**INSTRUCTIONS FOR THE TASK:**
Repeat everything from the start of the data down to and including the line that contains "mastt-logo[interactable] bbox=[14, 114, 48, 148]", keeping every line unchanged.

**RECORDS PROVIDED:**
====
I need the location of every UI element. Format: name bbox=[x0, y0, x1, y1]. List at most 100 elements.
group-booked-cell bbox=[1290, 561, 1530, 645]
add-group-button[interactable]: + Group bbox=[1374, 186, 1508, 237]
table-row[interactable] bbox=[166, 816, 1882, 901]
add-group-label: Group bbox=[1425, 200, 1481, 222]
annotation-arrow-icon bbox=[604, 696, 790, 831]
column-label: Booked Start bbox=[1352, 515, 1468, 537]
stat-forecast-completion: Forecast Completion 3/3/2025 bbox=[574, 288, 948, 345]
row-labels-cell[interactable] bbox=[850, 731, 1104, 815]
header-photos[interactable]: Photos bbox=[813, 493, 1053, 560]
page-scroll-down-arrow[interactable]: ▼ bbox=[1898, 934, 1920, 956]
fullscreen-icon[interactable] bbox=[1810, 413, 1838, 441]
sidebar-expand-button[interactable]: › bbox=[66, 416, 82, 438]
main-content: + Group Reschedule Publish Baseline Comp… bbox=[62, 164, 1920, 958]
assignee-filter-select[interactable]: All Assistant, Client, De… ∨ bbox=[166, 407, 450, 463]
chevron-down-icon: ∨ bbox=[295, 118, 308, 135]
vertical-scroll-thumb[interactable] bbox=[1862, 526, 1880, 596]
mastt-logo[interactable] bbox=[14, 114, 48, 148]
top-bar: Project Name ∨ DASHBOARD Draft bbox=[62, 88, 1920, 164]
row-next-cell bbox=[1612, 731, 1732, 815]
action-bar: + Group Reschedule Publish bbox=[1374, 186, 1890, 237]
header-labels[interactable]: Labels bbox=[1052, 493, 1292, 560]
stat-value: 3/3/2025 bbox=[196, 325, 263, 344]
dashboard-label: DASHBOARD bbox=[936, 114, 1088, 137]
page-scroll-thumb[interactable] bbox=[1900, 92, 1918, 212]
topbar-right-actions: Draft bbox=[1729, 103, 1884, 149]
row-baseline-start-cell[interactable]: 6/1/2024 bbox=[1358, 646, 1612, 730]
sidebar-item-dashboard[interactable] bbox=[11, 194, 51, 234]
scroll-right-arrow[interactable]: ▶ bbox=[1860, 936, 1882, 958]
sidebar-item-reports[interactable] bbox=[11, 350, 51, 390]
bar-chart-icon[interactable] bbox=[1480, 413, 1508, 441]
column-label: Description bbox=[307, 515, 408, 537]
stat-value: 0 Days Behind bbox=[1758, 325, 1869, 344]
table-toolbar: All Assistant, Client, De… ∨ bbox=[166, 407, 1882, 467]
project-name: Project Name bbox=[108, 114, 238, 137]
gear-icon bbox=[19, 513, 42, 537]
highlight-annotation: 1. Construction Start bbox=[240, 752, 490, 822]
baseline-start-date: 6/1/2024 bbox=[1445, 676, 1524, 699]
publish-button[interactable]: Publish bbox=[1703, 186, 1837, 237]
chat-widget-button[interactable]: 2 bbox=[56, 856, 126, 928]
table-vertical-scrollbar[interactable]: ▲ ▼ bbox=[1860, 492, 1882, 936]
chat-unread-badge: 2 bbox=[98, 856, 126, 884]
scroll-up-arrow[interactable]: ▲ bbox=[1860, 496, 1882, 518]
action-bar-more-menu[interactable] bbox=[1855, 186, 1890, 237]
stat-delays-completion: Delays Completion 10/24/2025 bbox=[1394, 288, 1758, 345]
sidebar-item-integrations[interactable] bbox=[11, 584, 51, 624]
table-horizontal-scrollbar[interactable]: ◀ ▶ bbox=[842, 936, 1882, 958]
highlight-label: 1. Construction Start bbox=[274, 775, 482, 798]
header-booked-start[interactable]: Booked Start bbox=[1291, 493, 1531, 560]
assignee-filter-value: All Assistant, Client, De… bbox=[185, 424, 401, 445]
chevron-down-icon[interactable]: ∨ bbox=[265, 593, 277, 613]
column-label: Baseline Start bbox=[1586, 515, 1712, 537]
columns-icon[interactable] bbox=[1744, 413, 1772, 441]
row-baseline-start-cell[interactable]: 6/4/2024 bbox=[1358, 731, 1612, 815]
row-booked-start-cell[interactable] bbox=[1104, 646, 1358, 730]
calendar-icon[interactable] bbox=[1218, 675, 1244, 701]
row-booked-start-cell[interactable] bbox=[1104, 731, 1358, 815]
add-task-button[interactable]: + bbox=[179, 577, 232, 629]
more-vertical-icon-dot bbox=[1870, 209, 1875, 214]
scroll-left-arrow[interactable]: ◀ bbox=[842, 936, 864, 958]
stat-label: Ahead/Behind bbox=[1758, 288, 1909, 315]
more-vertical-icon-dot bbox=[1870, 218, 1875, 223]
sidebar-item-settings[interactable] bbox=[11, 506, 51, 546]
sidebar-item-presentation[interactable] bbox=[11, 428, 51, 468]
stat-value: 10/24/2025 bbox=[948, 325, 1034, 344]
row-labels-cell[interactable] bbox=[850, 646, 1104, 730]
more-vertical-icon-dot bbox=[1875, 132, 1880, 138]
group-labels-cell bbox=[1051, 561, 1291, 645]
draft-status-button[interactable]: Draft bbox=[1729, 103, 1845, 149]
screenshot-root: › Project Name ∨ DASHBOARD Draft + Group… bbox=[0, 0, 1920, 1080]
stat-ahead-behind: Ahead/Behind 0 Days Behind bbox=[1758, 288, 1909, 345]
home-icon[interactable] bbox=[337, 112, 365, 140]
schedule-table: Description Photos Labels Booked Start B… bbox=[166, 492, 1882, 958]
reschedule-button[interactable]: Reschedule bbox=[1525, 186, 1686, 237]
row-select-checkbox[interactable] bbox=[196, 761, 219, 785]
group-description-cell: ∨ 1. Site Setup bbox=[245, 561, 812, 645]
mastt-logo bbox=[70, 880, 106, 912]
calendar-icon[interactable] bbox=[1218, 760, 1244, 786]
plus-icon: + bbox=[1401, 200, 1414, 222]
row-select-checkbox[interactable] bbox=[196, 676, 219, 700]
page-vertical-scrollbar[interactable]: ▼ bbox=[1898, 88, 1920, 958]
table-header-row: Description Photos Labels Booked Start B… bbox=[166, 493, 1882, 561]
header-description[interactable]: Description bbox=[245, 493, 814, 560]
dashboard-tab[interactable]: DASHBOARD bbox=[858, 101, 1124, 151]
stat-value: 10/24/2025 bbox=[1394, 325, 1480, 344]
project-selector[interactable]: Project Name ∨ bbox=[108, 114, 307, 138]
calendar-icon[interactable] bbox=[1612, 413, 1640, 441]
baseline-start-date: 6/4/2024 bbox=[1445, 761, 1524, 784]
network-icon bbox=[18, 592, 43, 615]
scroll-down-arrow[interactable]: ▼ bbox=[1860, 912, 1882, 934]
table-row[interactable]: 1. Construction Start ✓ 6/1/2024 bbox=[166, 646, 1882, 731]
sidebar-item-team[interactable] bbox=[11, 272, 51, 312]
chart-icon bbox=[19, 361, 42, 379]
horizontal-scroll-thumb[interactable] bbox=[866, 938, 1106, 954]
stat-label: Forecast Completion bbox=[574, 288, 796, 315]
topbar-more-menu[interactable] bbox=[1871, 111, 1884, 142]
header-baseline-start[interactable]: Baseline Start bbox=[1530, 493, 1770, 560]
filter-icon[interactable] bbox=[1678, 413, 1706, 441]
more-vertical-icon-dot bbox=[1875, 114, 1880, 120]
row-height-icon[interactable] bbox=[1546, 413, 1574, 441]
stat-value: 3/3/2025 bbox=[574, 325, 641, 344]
====
**RESPONSE TO THIS TASK:**
I need the location of every UI element. Format: name bbox=[x0, y0, x1, y1]. List at most 100 elements.
group-booked-cell bbox=[1290, 561, 1530, 645]
add-group-button[interactable]: + Group bbox=[1374, 186, 1508, 237]
table-row[interactable] bbox=[166, 816, 1882, 901]
add-group-label: Group bbox=[1425, 200, 1481, 222]
annotation-arrow-icon bbox=[604, 696, 790, 831]
column-label: Booked Start bbox=[1352, 515, 1468, 537]
stat-forecast-completion: Forecast Completion 3/3/2025 bbox=[574, 288, 948, 345]
row-labels-cell[interactable] bbox=[850, 731, 1104, 815]
header-photos[interactable]: Photos bbox=[813, 493, 1053, 560]
page-scroll-down-arrow[interactable]: ▼ bbox=[1898, 934, 1920, 956]
fullscreen-icon[interactable] bbox=[1810, 413, 1838, 441]
sidebar-expand-button[interactable]: › bbox=[66, 416, 82, 438]
main-content: + Group Reschedule Publish Baseline Comp… bbox=[62, 164, 1920, 958]
assignee-filter-select[interactable]: All Assistant, Client, De… ∨ bbox=[166, 407, 450, 463]
chevron-down-icon: ∨ bbox=[295, 118, 308, 135]
vertical-scroll-thumb[interactable] bbox=[1862, 526, 1880, 596]
mastt-logo[interactable] bbox=[14, 114, 48, 148]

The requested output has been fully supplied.